━━━ Passage provided ━━━

2.3. Other Ancillary Data

Other ancillary data used in this study include ground survey data, Google Earth high-resolution images, crop calendar data, and the public land-cover dataset. In order to comprehensively and accurately know the crop planting situation in the study area, we conducted a field survey in 2019. The location of the ground data was determined using a combination of paddy field surveys, GPS, and Google Earth. The specific campaign route and precise site locations are shown in Figure 1. The dates of data collection are consistent with the dates of Sentinel-1A acquisition, as shown in Figure 2. The ground survey data are used to select rice samples and land covers for VH backscatter coefficient analysis, as shown in Figure 3.

We used Google Earth high-resolution images in 2019 to supplement the samples through visual identification. We also obtained the crop calendar data in 2019 from the Ministry of Agriculture of the People’s Republic of China (http://www.moa.gov.cn/, 19 April 2023) to analyze phenological periods of rice in the study area and the 2019 Esri 10-Meter Land Cover data published by Esri to generate a farmland mask.

In this study, we conducted 9 detailed surveys on 20 paddy fields, as shown in Figure 2, with a single survey period interval of 12 days. The survey process lasted a total of 97 days and covered the growing period of early rice and the sowing–transplanting period of single rice. Through our ground survey, we were able to obtain detailed information on the transplanting and harvest dates of early rice, as well as the transplanting date of single-plant rice. This information was used to verify the accuracy of the extraction of phenological periods of rice. In addition, we used one region containing rice and non-rice fields, identified using Google Earth and field surveys, to verify the accuracy of rice mapping, as shown in Figure 1. In the verification region, we used a total of 75,144 pixels to calculate the confusion matrix for classification and test the classification accuracy of various methods, in which there are 22,223 rice pixels and 52,921 non-rice pixels. In the comparative experiment, we selected 25 training samples (13 rice and 12 non-rice) and 124 training samples (61 rice and 63 non-rice), respectively, to train the SVM and RF.

━━━ Information given ━━━

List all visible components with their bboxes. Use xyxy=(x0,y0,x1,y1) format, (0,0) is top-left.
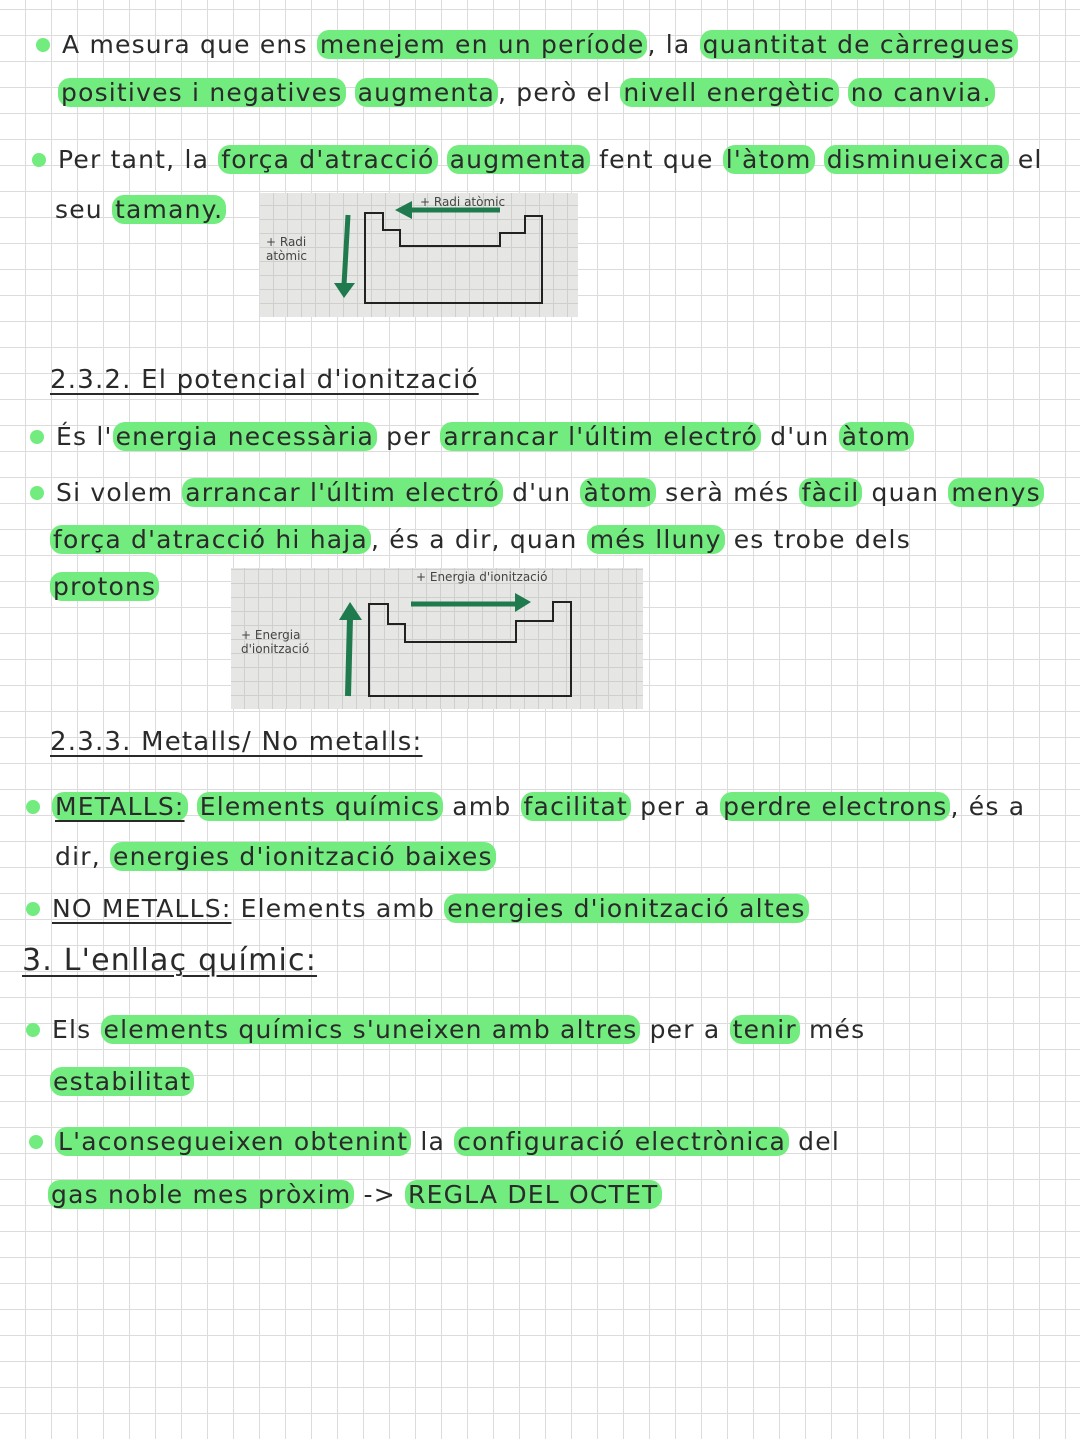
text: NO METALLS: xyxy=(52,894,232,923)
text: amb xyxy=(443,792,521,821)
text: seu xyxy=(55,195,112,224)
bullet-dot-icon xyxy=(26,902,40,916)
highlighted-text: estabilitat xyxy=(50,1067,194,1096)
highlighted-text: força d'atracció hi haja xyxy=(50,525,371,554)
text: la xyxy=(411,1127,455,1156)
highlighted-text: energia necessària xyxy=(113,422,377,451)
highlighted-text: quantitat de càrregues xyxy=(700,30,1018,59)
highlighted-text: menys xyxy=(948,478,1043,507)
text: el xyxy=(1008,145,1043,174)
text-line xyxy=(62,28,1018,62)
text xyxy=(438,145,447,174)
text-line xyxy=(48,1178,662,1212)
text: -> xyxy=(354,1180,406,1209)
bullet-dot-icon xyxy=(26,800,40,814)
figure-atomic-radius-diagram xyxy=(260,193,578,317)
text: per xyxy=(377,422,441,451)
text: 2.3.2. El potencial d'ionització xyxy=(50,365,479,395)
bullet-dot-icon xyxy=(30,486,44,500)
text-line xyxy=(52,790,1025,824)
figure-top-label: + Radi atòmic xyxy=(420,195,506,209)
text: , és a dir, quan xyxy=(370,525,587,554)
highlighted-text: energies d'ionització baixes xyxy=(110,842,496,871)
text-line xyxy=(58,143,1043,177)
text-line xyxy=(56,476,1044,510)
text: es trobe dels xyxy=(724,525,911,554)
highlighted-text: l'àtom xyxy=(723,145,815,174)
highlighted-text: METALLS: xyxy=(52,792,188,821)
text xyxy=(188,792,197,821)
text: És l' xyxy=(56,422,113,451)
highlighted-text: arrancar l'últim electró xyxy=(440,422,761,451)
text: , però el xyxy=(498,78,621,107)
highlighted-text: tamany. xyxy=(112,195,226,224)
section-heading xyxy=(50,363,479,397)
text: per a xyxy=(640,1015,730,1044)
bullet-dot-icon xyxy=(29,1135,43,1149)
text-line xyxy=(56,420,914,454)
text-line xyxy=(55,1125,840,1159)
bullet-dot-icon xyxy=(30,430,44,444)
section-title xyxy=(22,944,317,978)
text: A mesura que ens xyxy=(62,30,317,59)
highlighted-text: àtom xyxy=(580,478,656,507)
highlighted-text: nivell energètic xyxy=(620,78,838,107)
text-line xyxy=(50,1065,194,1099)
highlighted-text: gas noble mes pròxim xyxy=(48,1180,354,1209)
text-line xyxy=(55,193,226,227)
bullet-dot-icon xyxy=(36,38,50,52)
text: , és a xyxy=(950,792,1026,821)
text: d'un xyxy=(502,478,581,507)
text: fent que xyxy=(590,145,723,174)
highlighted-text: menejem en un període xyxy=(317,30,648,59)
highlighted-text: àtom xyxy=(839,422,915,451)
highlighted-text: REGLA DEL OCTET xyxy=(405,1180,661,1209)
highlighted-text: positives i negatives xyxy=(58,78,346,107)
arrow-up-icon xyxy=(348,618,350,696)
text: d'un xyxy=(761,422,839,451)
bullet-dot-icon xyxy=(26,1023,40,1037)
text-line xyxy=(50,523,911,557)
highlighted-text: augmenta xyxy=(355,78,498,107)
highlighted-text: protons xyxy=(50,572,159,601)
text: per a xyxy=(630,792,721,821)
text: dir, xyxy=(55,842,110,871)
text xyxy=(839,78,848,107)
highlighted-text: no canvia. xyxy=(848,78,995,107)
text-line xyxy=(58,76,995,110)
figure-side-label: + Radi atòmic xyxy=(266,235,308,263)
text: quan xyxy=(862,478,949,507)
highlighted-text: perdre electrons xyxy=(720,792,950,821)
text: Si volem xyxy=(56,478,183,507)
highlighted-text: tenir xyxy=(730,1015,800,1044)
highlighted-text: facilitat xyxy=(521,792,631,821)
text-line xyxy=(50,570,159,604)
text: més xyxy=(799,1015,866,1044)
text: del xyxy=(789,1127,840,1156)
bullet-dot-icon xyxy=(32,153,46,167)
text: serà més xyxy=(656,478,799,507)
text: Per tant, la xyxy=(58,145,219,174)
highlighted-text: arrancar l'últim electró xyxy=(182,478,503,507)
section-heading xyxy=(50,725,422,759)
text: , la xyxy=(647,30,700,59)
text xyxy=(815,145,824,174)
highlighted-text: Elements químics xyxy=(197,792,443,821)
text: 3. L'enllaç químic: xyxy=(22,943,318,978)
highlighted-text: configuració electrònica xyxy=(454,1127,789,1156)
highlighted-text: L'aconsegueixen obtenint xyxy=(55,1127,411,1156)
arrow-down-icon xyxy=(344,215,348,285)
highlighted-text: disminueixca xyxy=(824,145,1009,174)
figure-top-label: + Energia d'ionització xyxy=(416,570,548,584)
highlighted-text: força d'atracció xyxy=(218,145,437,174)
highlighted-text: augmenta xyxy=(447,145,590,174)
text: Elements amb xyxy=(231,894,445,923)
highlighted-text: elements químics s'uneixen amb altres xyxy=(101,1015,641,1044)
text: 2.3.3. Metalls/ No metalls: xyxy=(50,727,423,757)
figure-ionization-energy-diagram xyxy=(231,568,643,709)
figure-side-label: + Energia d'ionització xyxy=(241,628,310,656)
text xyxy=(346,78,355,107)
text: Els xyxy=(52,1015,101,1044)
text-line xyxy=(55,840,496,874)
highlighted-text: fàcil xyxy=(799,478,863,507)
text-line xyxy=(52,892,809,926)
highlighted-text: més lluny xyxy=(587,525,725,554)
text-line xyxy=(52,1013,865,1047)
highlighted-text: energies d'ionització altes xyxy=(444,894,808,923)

━━━
━━━ Information given ━━━

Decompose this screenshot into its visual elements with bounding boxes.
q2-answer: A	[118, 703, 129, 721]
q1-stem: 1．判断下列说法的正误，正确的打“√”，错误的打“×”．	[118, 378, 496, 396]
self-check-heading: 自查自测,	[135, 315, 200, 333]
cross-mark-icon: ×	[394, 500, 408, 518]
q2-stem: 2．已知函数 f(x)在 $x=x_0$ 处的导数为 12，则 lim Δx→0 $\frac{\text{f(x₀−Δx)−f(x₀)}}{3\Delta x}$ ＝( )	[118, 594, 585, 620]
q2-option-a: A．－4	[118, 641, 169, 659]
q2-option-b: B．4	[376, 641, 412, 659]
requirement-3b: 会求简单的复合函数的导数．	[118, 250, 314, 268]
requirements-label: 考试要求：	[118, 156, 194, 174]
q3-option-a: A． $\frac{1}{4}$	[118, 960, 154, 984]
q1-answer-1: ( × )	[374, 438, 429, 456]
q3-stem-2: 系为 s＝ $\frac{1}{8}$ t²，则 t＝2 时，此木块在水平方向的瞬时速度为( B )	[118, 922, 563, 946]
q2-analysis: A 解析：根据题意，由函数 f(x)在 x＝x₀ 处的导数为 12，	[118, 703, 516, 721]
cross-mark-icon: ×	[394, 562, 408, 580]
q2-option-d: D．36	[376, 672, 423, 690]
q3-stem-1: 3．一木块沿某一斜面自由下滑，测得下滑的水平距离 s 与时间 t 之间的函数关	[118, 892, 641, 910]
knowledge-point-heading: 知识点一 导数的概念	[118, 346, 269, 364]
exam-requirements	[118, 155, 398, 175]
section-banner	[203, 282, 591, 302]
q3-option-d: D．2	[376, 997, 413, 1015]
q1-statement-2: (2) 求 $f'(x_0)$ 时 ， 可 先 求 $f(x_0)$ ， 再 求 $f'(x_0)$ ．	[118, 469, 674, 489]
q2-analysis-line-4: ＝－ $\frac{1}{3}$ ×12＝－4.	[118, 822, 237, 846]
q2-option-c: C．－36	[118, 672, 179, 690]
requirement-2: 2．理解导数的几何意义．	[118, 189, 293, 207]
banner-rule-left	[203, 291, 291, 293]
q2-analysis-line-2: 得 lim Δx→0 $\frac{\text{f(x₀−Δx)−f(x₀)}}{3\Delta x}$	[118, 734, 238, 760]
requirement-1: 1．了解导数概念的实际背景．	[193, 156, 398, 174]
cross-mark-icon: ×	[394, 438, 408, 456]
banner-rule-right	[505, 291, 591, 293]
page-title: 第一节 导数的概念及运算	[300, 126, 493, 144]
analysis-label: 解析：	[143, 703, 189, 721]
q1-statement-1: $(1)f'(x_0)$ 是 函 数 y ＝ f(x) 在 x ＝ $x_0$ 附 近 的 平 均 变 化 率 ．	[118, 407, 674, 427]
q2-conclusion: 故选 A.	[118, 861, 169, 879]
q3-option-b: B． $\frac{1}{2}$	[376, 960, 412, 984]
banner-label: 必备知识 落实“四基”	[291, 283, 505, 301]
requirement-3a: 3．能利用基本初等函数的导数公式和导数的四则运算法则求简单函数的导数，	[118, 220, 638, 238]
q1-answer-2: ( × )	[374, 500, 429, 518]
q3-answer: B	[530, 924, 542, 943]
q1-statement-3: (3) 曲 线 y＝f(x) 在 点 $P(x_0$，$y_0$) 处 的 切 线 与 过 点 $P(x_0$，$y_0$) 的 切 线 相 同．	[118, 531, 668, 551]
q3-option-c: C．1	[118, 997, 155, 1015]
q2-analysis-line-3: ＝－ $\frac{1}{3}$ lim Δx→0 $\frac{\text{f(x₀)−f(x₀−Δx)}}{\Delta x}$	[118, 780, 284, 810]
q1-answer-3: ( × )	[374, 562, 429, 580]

━━━

Tasks for this exercise:
**A)** List the types of ancillary data that the passage on ancillary data names as used in the study.
**B)** Reproduce the part of the passage on ancillary data between "Other ancillary data used" and "in Figure 3.", inclusive, without changing any wording.

Per-task answers:
**A)**
- Ground survey data
- Google Earth high-resolution images
- Crop calendar data
- The public land-cover dataset

**B)**
Other ancillary data used in this study include ground survey data, Google Earth high-resolution images, crop calendar data, and the public land-cover dataset. In order to comprehensively and accurately know the crop planting situation in the study area, we conducted a field survey in 2019. The location of the ground data was determined using a combination of paddy field surveys, GPS, and Google Earth. The specific campaign route and precise site locations are shown in Figure 1. The dates of data collection are consistent with the dates of Sentinel-1A acquisition, as shown in Figure 2. The ground survey data are used to select rice samples and land covers for VH backscatter coefficient analysis, as shown in Figure 3.